Brief:
All lines in which the word "days" occurs are to be extracted.

(Records from a collection of figures)
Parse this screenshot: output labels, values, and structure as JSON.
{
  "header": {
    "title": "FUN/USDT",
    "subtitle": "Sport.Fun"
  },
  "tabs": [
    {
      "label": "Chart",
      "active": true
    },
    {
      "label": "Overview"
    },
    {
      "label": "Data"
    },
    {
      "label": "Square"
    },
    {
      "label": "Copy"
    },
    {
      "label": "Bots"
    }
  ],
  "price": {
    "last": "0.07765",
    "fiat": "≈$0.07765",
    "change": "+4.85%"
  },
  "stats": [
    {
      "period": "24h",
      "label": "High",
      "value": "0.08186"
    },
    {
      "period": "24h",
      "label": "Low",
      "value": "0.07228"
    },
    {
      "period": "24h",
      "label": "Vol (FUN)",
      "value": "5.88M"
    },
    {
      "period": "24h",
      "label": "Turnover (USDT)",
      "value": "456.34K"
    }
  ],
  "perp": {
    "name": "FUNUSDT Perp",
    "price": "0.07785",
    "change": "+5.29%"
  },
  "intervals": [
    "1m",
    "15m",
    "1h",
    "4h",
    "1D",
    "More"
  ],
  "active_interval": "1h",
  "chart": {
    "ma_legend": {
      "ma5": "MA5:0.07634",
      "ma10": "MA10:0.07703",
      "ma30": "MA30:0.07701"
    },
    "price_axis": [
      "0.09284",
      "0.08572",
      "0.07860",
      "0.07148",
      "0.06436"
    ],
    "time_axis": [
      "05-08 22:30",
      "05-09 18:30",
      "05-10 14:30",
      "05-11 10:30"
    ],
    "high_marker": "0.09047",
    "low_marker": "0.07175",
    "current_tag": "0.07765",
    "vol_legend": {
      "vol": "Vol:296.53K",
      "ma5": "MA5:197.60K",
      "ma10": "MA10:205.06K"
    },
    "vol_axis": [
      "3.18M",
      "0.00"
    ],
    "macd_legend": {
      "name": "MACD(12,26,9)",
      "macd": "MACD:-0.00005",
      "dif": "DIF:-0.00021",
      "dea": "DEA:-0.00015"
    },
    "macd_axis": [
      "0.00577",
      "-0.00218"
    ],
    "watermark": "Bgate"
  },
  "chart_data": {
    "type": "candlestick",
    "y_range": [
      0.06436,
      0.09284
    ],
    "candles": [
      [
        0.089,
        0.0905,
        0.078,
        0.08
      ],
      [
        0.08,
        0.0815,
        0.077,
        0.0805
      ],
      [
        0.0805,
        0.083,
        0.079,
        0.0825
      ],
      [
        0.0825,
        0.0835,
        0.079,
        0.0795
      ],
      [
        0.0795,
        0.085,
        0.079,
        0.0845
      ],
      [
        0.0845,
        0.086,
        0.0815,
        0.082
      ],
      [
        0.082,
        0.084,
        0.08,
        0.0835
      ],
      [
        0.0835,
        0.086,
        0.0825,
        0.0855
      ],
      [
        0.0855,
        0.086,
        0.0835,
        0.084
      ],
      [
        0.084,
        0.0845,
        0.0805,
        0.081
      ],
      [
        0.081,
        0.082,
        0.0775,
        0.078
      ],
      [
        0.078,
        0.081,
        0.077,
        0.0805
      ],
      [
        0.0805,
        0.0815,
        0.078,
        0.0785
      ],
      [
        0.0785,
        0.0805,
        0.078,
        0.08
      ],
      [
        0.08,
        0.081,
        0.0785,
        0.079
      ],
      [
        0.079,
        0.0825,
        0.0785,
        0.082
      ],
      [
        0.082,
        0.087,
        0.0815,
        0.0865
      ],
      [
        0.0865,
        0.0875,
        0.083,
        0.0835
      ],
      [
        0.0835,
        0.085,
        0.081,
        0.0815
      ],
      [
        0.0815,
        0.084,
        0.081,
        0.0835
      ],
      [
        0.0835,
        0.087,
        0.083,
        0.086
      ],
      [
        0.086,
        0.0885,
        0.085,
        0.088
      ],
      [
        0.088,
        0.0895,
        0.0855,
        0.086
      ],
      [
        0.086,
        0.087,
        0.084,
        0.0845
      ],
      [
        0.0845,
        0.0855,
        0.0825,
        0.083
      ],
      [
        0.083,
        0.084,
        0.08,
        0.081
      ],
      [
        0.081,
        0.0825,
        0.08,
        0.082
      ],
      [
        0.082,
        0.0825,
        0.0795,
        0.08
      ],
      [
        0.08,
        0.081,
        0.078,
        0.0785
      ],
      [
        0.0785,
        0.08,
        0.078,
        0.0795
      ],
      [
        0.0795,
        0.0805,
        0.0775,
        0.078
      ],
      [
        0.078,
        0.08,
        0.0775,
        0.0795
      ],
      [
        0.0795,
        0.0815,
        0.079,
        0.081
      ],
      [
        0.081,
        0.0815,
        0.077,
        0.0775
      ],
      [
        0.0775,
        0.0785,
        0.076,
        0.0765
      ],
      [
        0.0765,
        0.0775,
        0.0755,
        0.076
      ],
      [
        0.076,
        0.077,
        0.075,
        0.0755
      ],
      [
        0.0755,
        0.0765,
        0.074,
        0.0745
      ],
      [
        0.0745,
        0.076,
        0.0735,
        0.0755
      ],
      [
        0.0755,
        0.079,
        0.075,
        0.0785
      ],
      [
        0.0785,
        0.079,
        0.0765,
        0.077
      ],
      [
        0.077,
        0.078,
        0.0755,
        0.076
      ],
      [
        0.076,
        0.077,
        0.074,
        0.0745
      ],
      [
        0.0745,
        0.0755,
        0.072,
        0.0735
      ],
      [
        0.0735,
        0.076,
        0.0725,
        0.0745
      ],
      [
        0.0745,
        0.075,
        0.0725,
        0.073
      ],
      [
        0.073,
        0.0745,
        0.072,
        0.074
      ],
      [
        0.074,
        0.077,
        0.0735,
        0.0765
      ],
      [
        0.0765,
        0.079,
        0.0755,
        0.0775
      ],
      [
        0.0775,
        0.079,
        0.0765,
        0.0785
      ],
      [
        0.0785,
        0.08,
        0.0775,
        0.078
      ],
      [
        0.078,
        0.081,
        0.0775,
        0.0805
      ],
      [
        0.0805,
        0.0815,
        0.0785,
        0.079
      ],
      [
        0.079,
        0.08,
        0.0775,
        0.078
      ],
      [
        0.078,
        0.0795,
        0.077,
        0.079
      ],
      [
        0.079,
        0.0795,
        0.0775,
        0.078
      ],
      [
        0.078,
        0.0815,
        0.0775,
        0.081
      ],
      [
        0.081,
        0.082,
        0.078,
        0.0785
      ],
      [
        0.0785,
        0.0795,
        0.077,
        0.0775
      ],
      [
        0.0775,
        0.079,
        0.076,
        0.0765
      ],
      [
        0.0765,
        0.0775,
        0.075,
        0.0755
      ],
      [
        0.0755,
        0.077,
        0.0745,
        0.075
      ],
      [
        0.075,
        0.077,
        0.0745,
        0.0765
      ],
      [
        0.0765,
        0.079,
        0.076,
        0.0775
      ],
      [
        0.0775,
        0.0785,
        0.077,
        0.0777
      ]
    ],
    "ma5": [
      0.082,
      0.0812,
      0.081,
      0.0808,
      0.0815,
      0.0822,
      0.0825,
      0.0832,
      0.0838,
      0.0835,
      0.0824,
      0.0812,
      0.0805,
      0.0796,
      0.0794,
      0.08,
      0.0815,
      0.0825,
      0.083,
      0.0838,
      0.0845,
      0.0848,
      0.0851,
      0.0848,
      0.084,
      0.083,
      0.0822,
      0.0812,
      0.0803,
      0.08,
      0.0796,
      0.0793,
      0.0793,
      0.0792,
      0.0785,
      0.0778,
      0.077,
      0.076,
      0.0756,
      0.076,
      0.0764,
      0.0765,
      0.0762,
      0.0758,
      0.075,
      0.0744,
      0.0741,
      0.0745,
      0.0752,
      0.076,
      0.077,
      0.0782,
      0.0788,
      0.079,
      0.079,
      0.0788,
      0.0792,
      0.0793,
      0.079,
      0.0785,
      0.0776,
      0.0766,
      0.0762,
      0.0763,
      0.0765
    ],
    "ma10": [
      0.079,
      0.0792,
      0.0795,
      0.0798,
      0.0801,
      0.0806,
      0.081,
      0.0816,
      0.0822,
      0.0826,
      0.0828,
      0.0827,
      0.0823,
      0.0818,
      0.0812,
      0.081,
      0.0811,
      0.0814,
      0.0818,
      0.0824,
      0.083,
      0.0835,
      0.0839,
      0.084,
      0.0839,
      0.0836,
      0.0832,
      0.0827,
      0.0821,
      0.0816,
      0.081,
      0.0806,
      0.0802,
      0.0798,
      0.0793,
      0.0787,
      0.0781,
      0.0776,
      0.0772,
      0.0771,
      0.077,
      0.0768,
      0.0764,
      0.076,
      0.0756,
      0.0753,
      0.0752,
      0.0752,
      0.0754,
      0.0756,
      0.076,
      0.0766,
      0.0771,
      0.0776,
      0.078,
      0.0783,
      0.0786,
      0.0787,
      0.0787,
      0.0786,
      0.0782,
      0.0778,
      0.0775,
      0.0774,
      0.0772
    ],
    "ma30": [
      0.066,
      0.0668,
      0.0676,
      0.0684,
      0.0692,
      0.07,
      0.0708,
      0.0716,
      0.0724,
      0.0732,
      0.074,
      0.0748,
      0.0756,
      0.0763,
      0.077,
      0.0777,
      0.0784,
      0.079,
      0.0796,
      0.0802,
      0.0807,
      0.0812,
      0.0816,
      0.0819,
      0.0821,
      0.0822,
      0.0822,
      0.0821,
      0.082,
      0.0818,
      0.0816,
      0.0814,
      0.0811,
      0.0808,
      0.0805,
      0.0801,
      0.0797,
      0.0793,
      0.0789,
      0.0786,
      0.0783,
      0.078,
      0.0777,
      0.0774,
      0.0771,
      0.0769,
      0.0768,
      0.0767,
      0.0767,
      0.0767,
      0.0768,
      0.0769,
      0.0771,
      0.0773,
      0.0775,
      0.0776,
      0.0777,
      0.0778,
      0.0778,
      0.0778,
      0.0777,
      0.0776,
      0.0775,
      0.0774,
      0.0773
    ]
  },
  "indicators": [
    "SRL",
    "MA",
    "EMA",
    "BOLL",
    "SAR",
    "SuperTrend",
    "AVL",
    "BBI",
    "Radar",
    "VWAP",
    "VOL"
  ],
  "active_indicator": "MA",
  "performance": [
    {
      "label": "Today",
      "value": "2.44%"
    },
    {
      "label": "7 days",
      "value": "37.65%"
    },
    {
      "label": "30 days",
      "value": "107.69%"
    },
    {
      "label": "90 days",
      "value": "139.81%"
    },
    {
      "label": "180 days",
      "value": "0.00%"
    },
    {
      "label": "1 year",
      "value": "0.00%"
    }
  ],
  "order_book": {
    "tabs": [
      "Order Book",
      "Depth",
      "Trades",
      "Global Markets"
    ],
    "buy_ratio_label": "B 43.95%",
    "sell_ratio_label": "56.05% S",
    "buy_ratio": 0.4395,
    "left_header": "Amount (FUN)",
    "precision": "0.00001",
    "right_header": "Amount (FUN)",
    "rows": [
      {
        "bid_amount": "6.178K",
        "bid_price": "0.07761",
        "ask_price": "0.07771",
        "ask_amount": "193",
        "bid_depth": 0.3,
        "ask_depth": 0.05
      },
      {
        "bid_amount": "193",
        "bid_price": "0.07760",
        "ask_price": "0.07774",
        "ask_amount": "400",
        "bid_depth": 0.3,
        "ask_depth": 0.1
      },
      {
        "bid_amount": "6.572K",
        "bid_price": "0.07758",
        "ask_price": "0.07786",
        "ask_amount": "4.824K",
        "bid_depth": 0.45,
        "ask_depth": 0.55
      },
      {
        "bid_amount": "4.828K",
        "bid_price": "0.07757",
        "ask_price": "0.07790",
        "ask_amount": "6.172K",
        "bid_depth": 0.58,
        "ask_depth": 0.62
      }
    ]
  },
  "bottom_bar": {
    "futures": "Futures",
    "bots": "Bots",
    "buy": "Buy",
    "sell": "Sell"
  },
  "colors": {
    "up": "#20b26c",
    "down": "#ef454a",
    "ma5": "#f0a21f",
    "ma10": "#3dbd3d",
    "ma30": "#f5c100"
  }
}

Written response:
      "label": "7 days",
      "label": "30 days",
      "label": "90 days",
      "label": "180 days",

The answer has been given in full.